— start —

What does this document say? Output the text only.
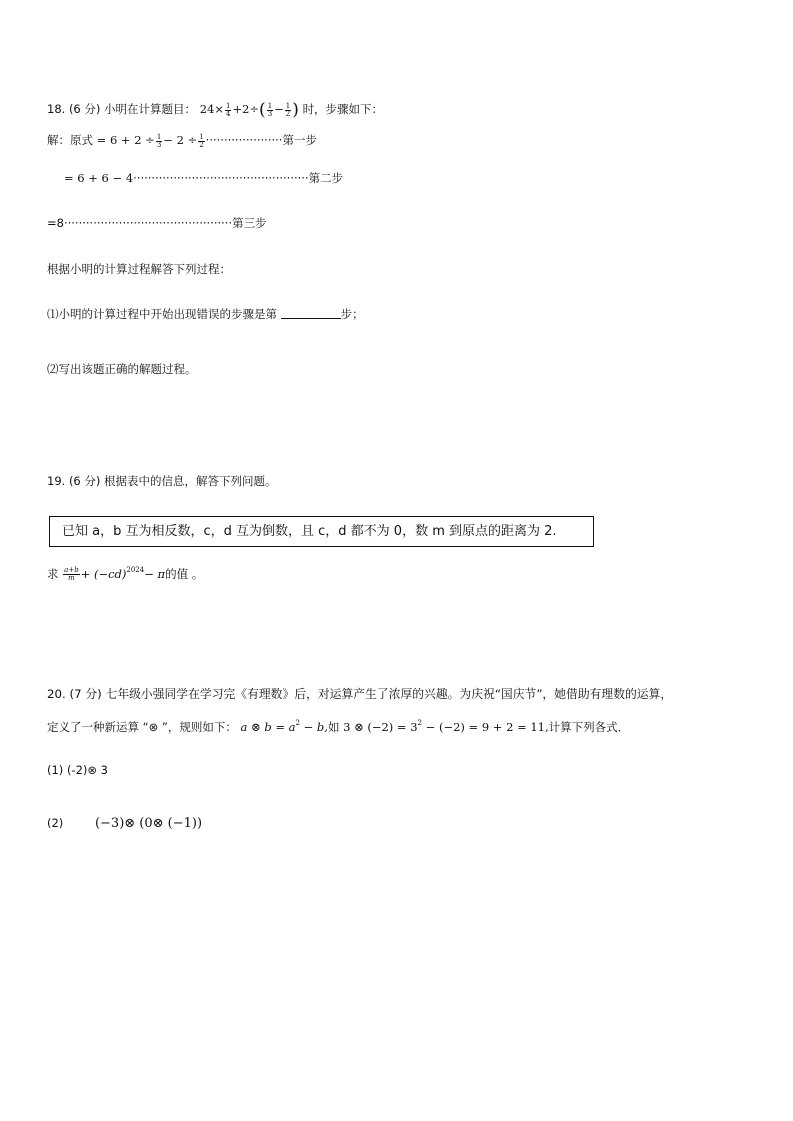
18. (6 分) 小明在计算题目： $24\times \frac{1}{4} +2\div( \frac{1}{3} - \frac{1}{2}$ ) 时，步骤如下：
解：原式 = $6 + 2 \div \frac{1}{3} - 2 \div \frac{1}{2}$ ·····················第一步
= 6 + 6 − 4················································第二步
=8··············································第三步
根据小明的计算过程解答下列过程：
⑴小明的计算过程中开始出现错误的步骤是第	步；
⑵写出该题正确的解题过程。
19. (6 分) 根据表中的信息，解答下列问题。
已知 a，b 互为相反数，c，d 互为倒数，且 c，d 都不为 0，数 m 到原点的距离为 2.
求 $\frac{a+b}{m} + (-cd)^{2024}- \pi$的值 。
20. (7 分) 七年级小强同学在学习完《有理数》后，对运算产生了浓厚的兴趣。为庆祝“国庆节”，她借助有理数的运算，
定义了一种新运算 “⊗ ”，规则如下： a ⊗ $b = a^2 - b$,如 3 ⊗ $(-2) = 3^2 - (-2) = 9 + 2 = 11$,计算下列各式．
(1) (-2)⊗ 3
(2) (−3)⊗ (0⊗ (−1))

— end —

Stated goal: Quote the records above exactly, leaving out any pictures.

Completed exercise:
What does this document say? Output the text only.
18. (6 分) 小明在计算题目： $24\times \frac{1}{4} +2\div( \frac{1}{3} - \frac{1}{2}$ ) 时，步骤如下：
解：原式 = $6 + 2 \div \frac{1}{3} - 2 \div \frac{1}{2}$ ·····················第一步
= 6 + 6 − 4················································第二步
=8··············································第三步
根据小明的计算过程解答下列过程：
⑴小明的计算过程中开始出现错误的步骤是第	步；
⑵写出该题正确的解题过程。
19. (6 分) 根据表中的信息，解答下列问题。
已知 a，b 互为相反数，c，d 互为倒数，且 c，d 都不为 0，数 m 到原点的距离为 2.
求 $\frac{a+b}{m} + (-cd)^{2024}- \pi$的值 。
20. (7 分) 七年级小强同学在学习完《有理数》后，对运算产生了浓厚的兴趣。为庆祝“国庆节”，她借助有理数的运算，
定义了一种新运算 “⊗ ”，规则如下： a ⊗ $b = a^2 - b$,如 3 ⊗ $(-2) = 3^2 - (-2) = 9 + 2 = 11$,计算下列各式．
(1) (-2)⊗ 3
(2) (−3)⊗ (0⊗ (−1))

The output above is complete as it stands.